■ **Description of the task**
Return each line that holds the word "screenshot".

■ **Exercise material**

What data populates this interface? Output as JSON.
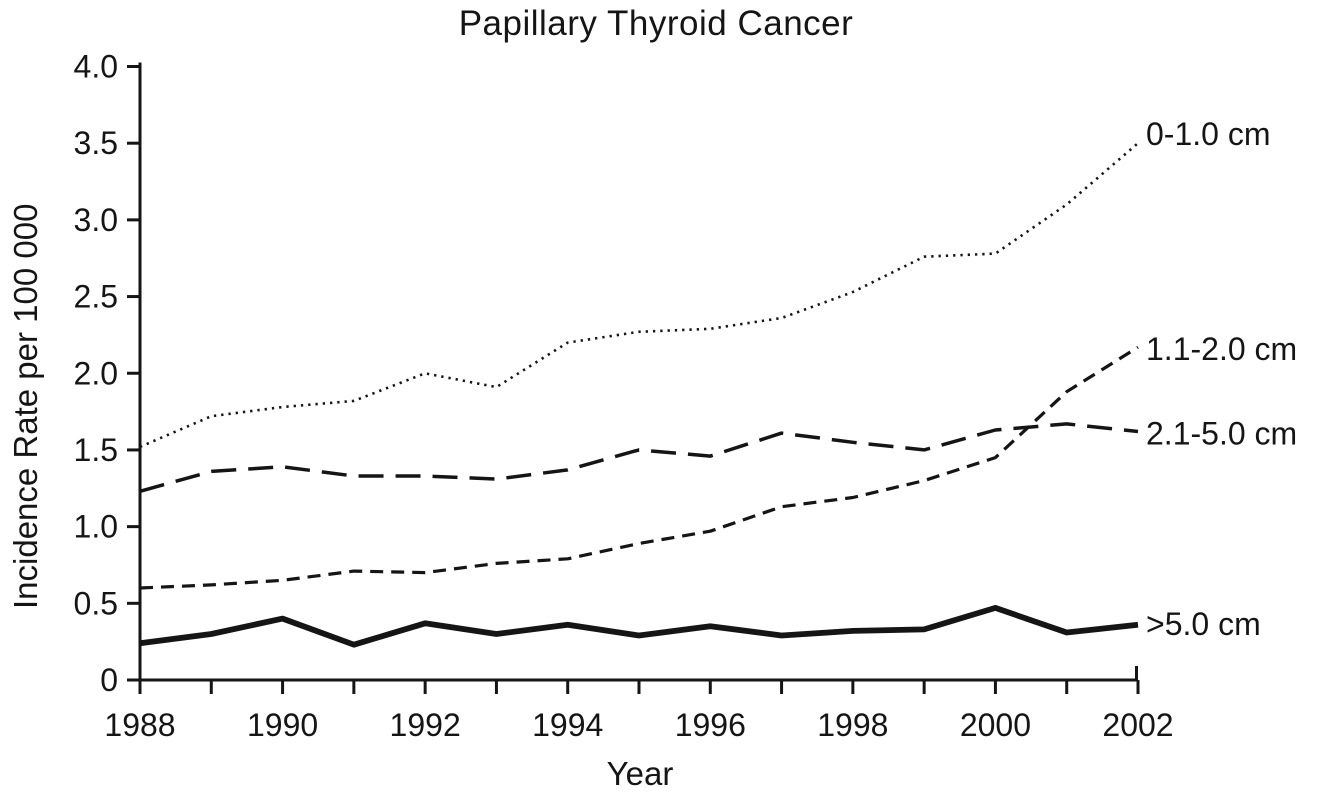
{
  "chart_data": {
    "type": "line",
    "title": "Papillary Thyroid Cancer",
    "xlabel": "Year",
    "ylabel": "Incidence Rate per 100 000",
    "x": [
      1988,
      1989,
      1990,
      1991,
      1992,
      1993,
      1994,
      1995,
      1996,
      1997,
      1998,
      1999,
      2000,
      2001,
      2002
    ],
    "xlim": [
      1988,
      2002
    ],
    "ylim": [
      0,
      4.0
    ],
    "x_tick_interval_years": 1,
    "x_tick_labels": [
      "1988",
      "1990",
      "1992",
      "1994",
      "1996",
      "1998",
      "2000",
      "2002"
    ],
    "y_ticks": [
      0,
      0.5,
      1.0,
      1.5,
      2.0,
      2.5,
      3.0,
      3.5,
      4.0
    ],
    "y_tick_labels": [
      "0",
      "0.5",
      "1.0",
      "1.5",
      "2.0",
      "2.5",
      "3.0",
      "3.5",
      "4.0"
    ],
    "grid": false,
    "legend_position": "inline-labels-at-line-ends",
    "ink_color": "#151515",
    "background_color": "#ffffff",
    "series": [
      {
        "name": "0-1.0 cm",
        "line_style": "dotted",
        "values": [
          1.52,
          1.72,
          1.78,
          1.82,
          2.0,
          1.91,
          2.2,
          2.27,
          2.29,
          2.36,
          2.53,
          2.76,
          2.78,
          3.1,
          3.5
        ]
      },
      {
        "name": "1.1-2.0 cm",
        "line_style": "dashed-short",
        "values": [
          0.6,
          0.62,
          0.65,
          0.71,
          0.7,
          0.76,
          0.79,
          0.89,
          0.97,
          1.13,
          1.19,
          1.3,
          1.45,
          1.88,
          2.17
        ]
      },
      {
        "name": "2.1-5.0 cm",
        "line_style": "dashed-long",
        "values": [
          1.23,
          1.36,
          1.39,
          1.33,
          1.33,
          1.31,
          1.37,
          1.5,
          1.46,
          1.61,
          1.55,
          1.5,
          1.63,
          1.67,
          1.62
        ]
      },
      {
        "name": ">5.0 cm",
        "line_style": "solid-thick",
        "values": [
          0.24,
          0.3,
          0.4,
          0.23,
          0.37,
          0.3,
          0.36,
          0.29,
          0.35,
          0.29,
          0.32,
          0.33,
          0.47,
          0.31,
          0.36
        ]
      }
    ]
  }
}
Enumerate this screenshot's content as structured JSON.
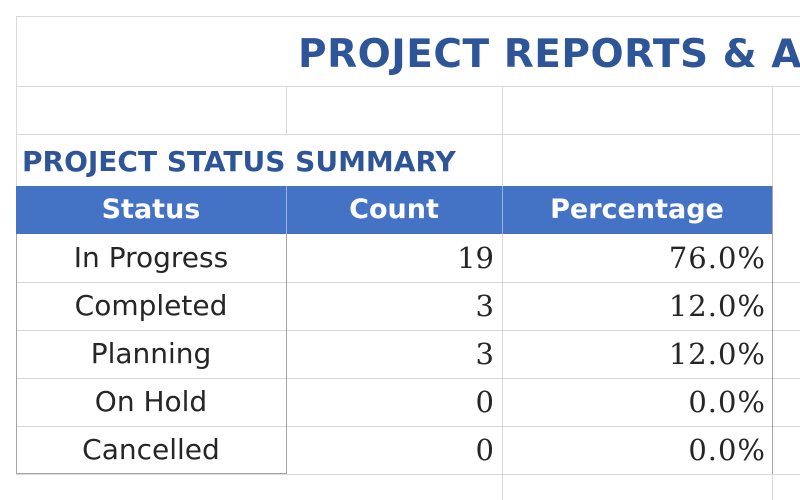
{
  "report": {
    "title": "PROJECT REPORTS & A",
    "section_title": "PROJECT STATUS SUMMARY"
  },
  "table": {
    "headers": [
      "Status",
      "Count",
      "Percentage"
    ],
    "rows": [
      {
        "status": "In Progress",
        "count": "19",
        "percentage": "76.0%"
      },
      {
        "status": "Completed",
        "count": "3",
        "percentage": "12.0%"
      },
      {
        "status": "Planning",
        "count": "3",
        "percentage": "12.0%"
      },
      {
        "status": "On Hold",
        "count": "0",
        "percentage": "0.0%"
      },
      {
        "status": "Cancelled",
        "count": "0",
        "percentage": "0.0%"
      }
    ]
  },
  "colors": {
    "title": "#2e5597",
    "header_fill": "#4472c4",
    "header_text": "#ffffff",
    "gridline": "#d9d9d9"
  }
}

...

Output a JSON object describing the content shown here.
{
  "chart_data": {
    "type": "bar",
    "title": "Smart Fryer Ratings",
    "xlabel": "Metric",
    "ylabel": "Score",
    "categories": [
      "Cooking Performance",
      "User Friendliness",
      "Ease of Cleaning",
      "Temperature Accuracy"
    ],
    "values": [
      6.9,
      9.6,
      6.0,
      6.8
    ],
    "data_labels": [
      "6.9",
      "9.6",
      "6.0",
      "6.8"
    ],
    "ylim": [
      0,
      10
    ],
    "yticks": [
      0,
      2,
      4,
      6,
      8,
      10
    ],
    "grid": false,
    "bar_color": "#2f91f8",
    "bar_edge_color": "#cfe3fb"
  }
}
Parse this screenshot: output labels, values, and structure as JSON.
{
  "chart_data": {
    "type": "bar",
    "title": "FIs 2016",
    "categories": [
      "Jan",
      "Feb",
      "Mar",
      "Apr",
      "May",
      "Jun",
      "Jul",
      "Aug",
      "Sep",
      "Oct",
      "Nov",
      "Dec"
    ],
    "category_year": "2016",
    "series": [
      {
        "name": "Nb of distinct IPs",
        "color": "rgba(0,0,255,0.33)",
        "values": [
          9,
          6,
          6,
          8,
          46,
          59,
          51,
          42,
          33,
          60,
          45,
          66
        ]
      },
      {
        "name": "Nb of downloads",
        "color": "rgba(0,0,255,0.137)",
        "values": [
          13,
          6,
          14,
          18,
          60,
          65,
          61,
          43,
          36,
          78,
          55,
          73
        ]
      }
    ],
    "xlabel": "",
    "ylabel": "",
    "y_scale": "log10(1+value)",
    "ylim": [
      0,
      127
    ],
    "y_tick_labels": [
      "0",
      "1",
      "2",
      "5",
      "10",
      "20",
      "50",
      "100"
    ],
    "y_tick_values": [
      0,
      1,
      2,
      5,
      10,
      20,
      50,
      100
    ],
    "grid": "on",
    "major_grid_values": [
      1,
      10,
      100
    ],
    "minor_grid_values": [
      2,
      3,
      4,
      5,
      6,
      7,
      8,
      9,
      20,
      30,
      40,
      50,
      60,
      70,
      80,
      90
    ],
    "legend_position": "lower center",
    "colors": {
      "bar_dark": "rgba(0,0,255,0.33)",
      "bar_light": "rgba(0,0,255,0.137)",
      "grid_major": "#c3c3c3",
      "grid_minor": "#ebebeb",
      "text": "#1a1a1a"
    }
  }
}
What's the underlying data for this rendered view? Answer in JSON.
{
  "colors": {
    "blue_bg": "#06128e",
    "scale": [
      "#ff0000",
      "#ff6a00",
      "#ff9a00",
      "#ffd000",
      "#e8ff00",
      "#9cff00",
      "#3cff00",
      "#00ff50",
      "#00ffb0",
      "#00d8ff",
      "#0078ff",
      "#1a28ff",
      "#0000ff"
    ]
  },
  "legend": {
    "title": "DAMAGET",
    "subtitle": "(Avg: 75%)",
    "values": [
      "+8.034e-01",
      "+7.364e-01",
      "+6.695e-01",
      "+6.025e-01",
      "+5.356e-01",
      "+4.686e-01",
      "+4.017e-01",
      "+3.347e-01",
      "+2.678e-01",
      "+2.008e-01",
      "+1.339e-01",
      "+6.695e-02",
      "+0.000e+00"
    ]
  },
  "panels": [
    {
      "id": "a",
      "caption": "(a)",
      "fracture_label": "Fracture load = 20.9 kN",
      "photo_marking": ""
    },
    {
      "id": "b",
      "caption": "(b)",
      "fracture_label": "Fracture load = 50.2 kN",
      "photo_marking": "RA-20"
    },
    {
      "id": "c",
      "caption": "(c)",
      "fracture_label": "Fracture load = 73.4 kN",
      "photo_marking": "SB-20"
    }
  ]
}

■ **Reply**
Enumerate this screenshot's content as structured JSON.
Parse this screenshot: output labels, values, and structure as JSON.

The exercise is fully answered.